Available data
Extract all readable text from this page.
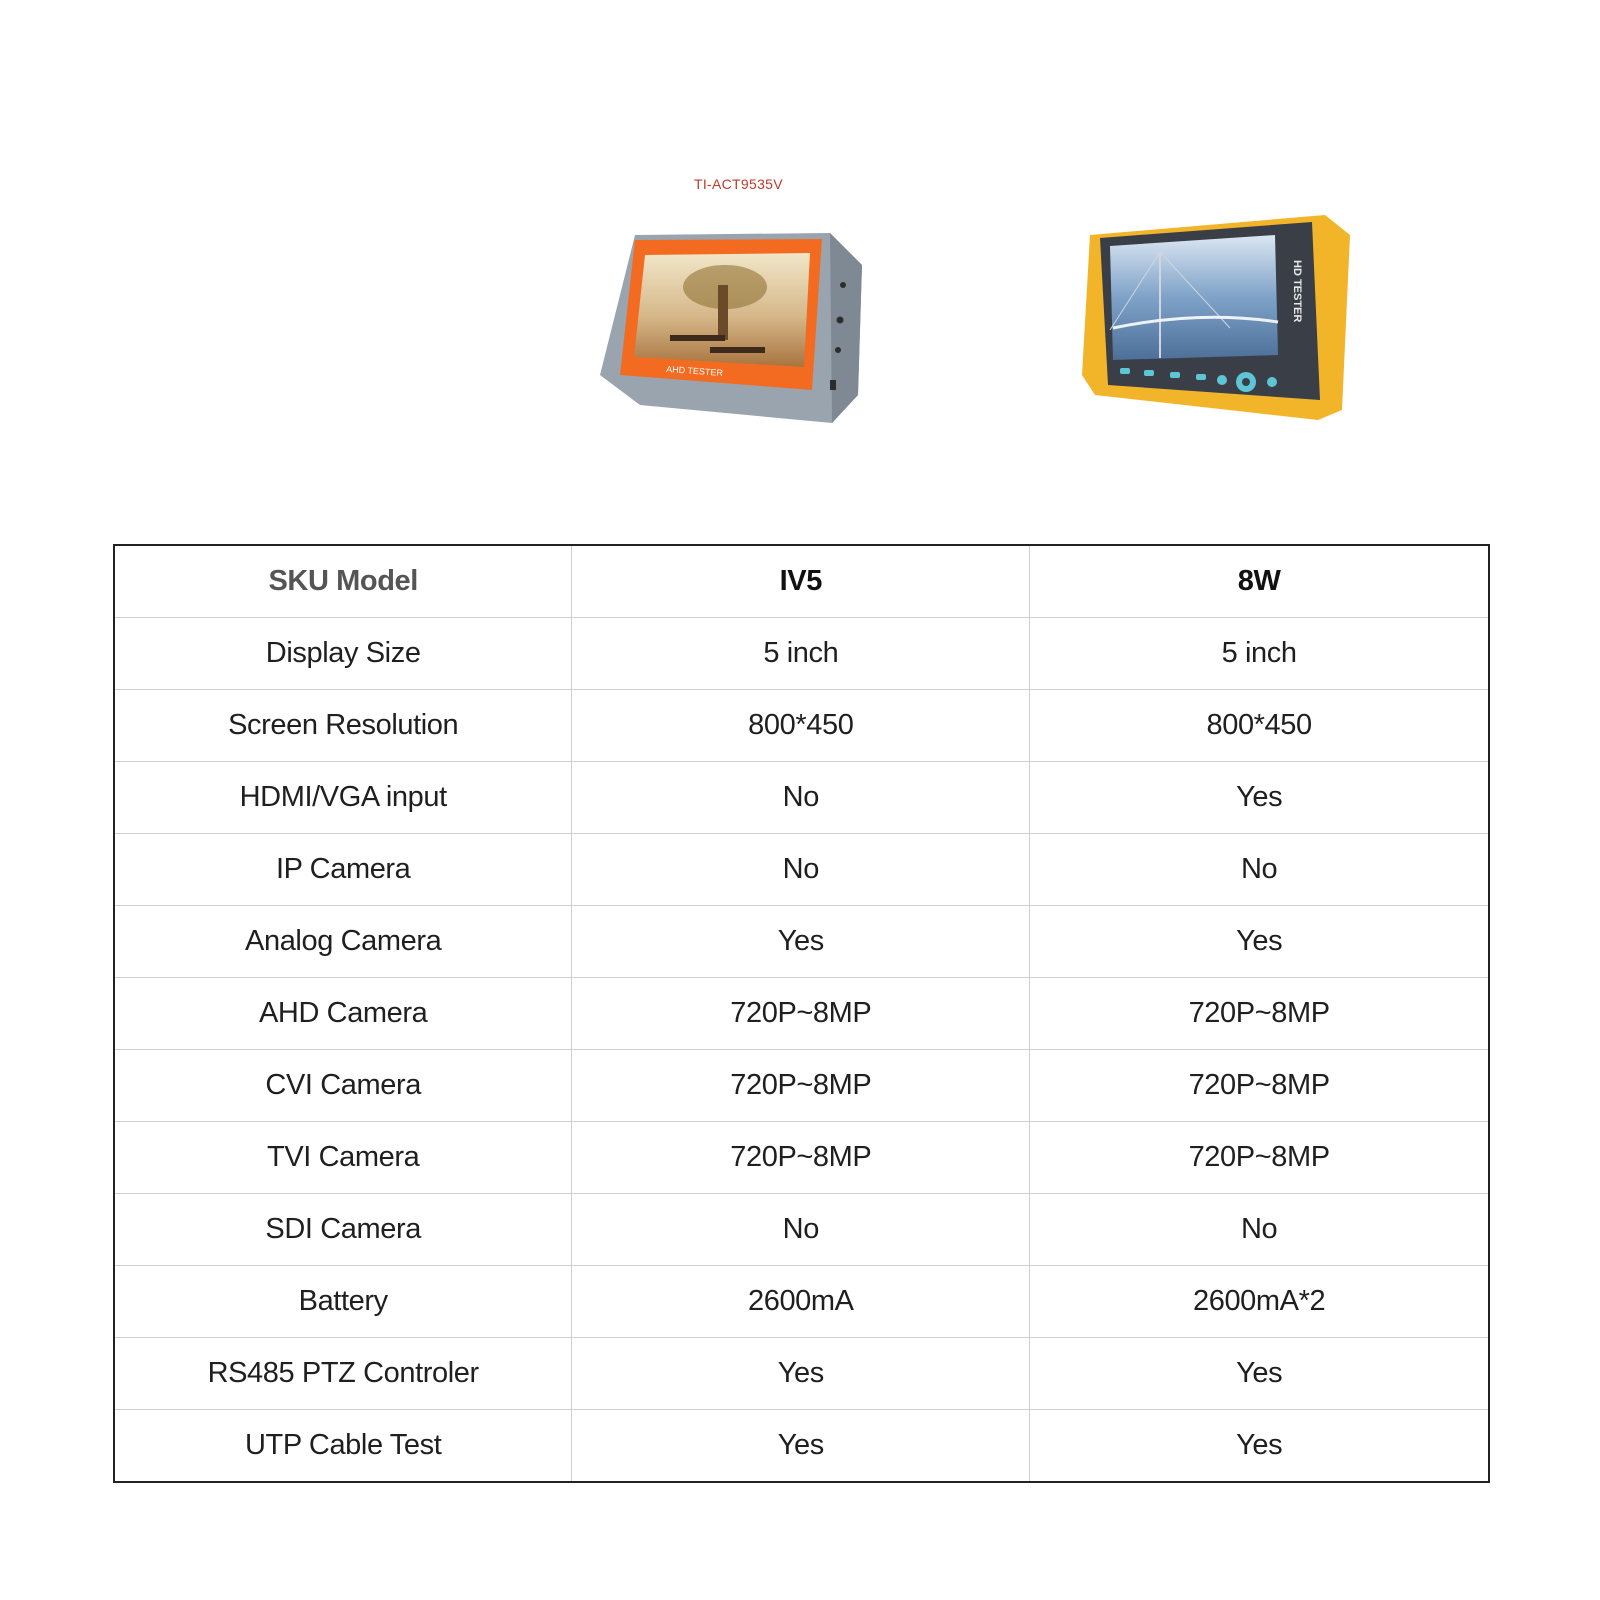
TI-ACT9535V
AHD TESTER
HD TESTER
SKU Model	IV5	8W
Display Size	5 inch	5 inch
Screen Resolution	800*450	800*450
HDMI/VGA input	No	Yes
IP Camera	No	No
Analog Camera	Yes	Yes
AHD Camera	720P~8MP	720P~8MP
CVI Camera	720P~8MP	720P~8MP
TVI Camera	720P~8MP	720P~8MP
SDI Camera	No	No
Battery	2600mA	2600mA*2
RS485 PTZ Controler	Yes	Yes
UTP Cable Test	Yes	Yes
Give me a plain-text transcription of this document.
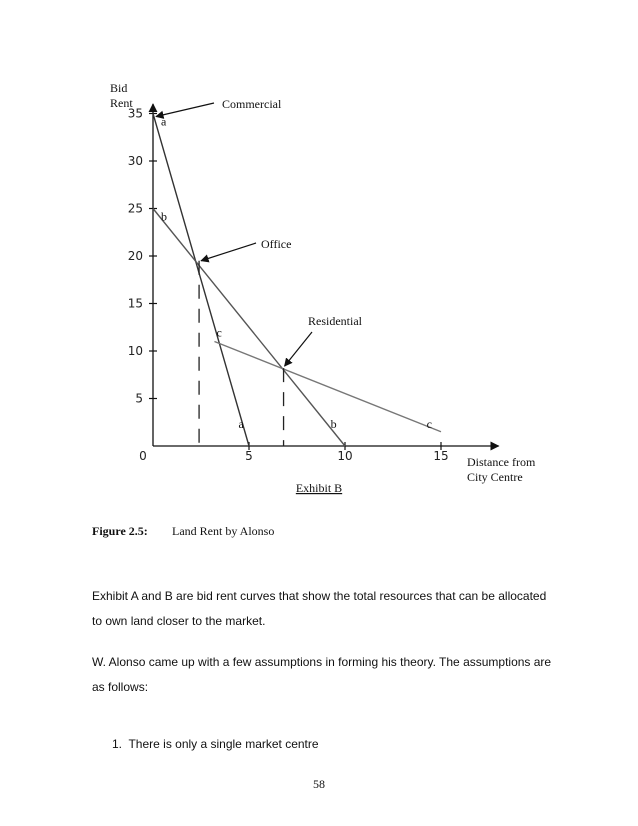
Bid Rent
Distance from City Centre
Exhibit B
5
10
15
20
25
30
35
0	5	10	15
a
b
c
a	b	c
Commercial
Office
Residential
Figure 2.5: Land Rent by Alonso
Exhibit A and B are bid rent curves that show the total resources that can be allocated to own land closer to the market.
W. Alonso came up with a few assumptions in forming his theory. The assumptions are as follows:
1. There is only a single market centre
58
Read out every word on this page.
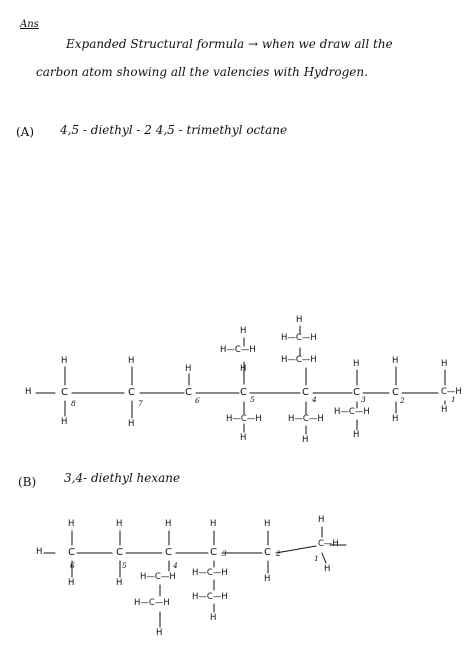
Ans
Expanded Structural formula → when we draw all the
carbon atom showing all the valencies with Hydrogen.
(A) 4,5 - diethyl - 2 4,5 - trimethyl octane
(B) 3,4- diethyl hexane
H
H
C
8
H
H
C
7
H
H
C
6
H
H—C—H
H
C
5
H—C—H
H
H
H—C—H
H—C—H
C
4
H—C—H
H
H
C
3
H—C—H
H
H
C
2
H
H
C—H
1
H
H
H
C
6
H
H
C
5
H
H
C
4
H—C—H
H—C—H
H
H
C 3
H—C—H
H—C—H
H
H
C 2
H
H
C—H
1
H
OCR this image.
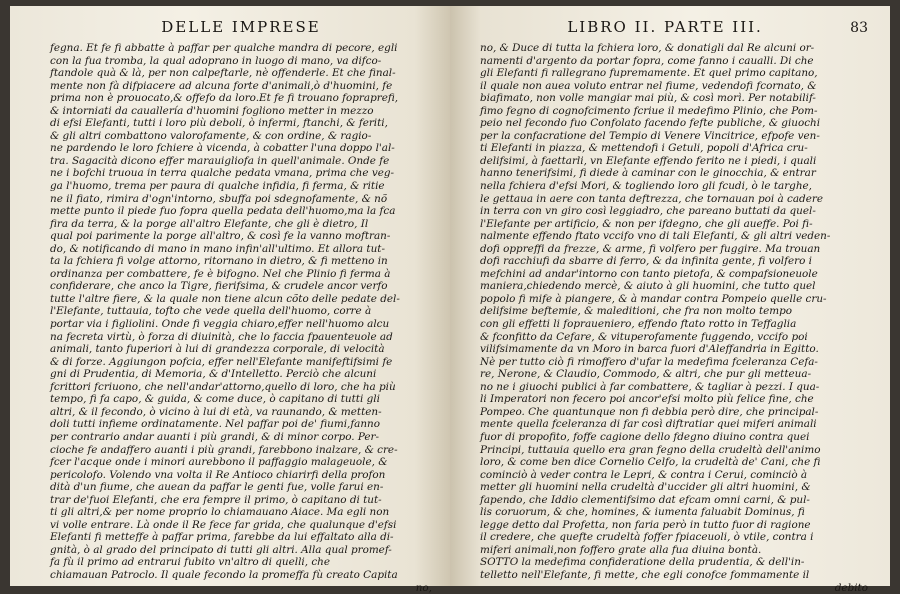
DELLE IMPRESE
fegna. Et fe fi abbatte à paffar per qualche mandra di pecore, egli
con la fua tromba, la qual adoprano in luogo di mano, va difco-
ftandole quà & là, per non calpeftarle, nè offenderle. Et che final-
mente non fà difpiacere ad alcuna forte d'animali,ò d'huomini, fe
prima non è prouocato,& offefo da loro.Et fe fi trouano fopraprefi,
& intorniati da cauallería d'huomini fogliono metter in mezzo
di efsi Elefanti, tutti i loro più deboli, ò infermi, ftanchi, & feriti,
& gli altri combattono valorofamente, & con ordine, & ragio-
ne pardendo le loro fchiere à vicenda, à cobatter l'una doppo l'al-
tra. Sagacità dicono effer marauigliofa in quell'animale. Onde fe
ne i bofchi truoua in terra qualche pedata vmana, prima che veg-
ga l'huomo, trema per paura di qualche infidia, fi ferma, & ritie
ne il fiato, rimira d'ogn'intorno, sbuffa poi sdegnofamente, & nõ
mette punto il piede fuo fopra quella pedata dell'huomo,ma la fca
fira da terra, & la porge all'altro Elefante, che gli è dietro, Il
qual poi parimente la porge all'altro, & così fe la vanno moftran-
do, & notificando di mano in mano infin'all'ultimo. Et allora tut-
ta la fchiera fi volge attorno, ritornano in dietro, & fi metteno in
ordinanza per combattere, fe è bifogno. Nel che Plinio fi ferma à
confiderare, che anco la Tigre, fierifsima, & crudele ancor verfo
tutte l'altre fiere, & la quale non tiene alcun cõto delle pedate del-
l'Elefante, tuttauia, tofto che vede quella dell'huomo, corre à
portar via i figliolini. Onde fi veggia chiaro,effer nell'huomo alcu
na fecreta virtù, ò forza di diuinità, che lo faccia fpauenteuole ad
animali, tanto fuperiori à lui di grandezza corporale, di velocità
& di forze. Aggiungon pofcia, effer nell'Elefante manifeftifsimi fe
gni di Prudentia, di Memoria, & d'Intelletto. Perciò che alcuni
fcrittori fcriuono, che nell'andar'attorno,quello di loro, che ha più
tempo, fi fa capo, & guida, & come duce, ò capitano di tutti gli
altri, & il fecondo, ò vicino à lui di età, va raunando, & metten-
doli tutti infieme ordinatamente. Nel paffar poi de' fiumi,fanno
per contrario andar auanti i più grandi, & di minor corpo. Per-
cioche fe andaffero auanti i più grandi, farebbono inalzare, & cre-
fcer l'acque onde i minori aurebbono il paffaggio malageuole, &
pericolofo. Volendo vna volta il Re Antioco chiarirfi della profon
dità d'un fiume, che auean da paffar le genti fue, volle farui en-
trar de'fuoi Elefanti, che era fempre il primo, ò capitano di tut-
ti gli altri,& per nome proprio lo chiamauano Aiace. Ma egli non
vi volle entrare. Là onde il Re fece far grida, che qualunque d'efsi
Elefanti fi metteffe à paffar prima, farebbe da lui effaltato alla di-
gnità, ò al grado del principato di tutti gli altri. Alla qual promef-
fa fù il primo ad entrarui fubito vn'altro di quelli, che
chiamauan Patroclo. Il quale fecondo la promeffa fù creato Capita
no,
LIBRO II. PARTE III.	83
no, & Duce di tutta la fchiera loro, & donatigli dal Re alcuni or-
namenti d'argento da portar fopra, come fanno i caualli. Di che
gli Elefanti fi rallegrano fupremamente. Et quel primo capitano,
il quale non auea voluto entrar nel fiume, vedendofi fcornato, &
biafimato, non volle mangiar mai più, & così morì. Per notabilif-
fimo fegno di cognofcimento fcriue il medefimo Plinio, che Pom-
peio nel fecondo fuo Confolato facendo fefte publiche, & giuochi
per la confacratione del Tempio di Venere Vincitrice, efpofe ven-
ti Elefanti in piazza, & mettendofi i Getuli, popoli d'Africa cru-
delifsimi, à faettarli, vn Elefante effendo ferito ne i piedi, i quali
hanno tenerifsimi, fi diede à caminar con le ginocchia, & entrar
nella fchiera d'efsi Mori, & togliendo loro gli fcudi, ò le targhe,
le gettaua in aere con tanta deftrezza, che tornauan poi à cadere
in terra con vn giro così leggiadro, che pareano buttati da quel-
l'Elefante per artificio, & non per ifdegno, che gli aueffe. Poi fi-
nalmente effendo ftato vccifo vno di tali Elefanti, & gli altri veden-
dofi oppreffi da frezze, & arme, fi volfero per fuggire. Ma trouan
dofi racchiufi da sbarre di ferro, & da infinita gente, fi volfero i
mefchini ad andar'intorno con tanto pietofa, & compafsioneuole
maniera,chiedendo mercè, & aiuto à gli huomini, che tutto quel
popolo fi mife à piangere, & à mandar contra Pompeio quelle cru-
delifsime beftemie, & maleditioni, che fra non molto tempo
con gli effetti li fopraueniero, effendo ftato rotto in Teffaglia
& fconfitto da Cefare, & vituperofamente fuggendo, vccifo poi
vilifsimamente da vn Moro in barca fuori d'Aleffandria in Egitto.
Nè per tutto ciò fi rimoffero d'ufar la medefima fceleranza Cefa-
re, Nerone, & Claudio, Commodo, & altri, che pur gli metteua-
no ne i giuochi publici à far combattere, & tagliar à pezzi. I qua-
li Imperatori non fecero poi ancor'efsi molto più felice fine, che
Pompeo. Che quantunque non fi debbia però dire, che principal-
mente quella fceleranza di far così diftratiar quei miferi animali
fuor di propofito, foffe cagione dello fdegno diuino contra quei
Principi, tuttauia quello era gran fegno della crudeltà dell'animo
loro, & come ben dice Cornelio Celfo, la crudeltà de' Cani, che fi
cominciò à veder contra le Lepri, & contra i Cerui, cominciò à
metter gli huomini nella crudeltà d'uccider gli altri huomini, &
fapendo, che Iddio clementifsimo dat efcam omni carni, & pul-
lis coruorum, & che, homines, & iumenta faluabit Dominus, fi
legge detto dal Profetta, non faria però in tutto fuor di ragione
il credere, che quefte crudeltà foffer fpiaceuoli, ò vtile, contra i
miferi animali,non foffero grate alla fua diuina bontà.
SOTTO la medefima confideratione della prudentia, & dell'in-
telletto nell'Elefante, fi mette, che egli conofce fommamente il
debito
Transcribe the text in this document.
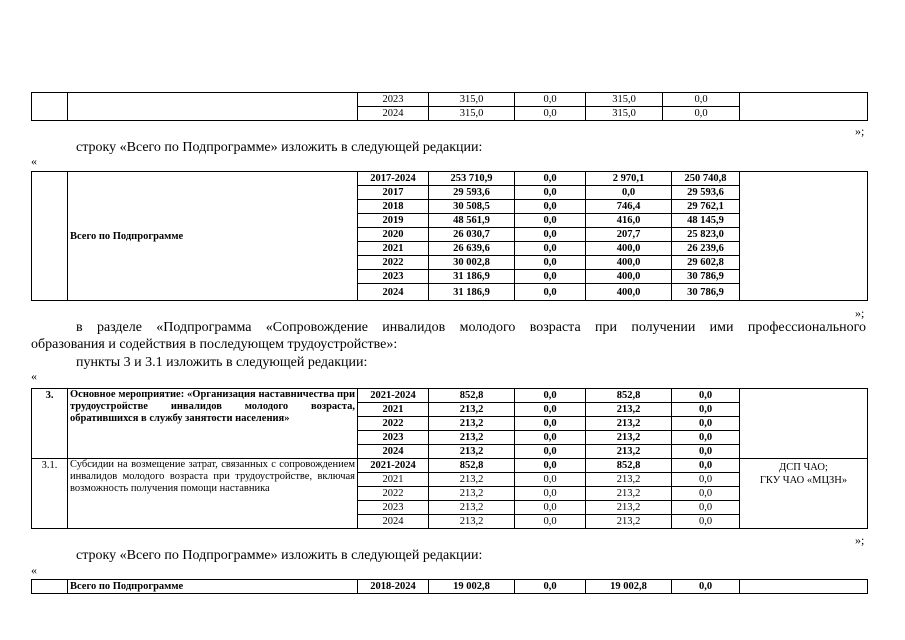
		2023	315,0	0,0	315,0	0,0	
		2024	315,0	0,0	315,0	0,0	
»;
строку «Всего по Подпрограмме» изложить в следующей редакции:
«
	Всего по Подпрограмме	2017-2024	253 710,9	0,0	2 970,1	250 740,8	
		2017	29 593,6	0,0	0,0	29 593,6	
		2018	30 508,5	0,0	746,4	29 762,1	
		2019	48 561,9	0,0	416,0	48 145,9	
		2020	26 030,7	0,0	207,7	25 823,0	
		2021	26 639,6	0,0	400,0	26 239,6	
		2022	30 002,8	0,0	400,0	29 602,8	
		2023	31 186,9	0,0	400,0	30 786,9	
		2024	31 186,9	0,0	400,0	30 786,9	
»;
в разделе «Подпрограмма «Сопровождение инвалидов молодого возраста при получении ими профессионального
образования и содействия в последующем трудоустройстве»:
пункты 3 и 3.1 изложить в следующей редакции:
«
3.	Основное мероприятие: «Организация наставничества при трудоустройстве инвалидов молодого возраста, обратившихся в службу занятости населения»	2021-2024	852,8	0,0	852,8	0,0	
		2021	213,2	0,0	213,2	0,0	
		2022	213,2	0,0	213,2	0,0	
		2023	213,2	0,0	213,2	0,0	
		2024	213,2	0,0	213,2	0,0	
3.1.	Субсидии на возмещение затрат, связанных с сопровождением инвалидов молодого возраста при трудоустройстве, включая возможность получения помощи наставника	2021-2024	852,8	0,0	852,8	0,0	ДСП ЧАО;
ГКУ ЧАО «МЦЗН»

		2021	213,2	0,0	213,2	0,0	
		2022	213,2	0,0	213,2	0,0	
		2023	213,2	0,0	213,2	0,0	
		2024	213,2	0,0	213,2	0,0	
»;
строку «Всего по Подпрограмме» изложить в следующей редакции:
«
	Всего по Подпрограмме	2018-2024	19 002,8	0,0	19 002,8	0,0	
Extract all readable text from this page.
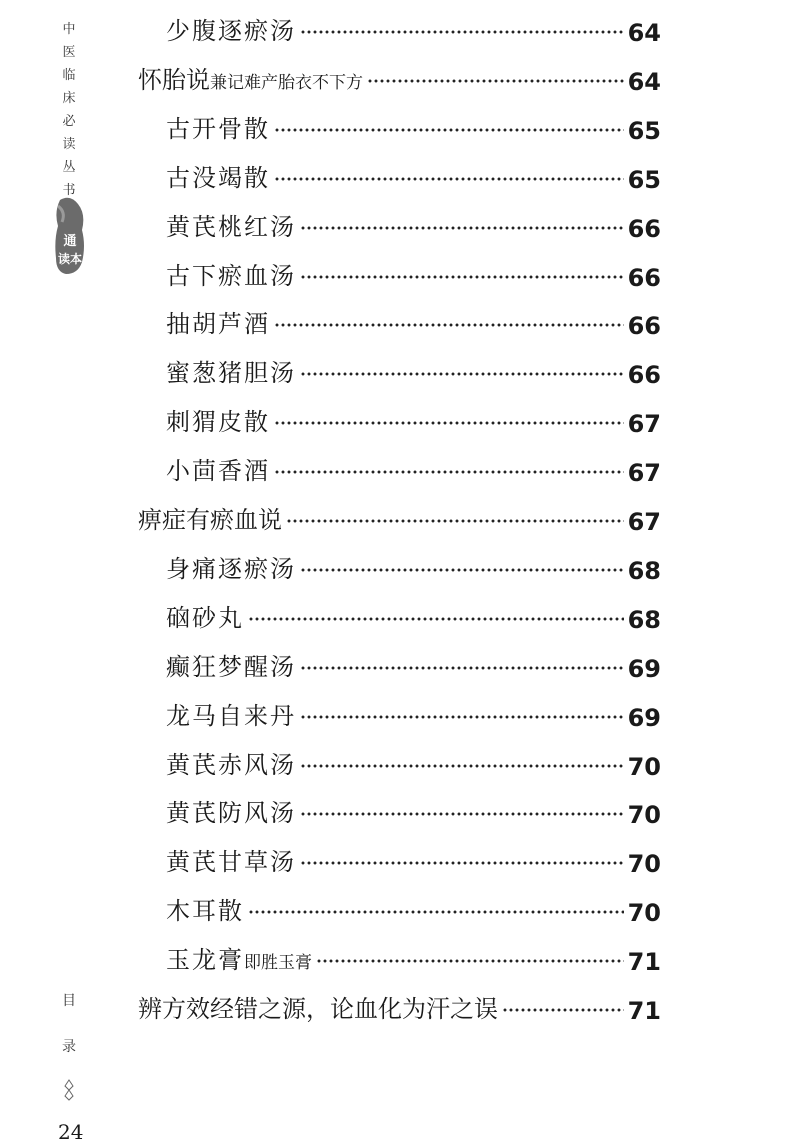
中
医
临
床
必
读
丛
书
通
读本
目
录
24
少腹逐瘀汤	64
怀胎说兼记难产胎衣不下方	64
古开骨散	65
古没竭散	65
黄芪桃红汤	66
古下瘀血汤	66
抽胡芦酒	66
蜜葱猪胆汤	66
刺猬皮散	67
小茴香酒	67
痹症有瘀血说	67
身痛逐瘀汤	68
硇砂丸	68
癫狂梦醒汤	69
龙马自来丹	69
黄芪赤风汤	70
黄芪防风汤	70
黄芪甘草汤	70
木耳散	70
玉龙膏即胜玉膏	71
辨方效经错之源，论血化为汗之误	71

Description of the task
Copy all the lines above that hold the string "mano".

Output for this task
con la fua tromba, la qual adoprano in luogo di mano, va difco-
do, & notificando di mano in mano infin'all'ultimo. Et allora tut-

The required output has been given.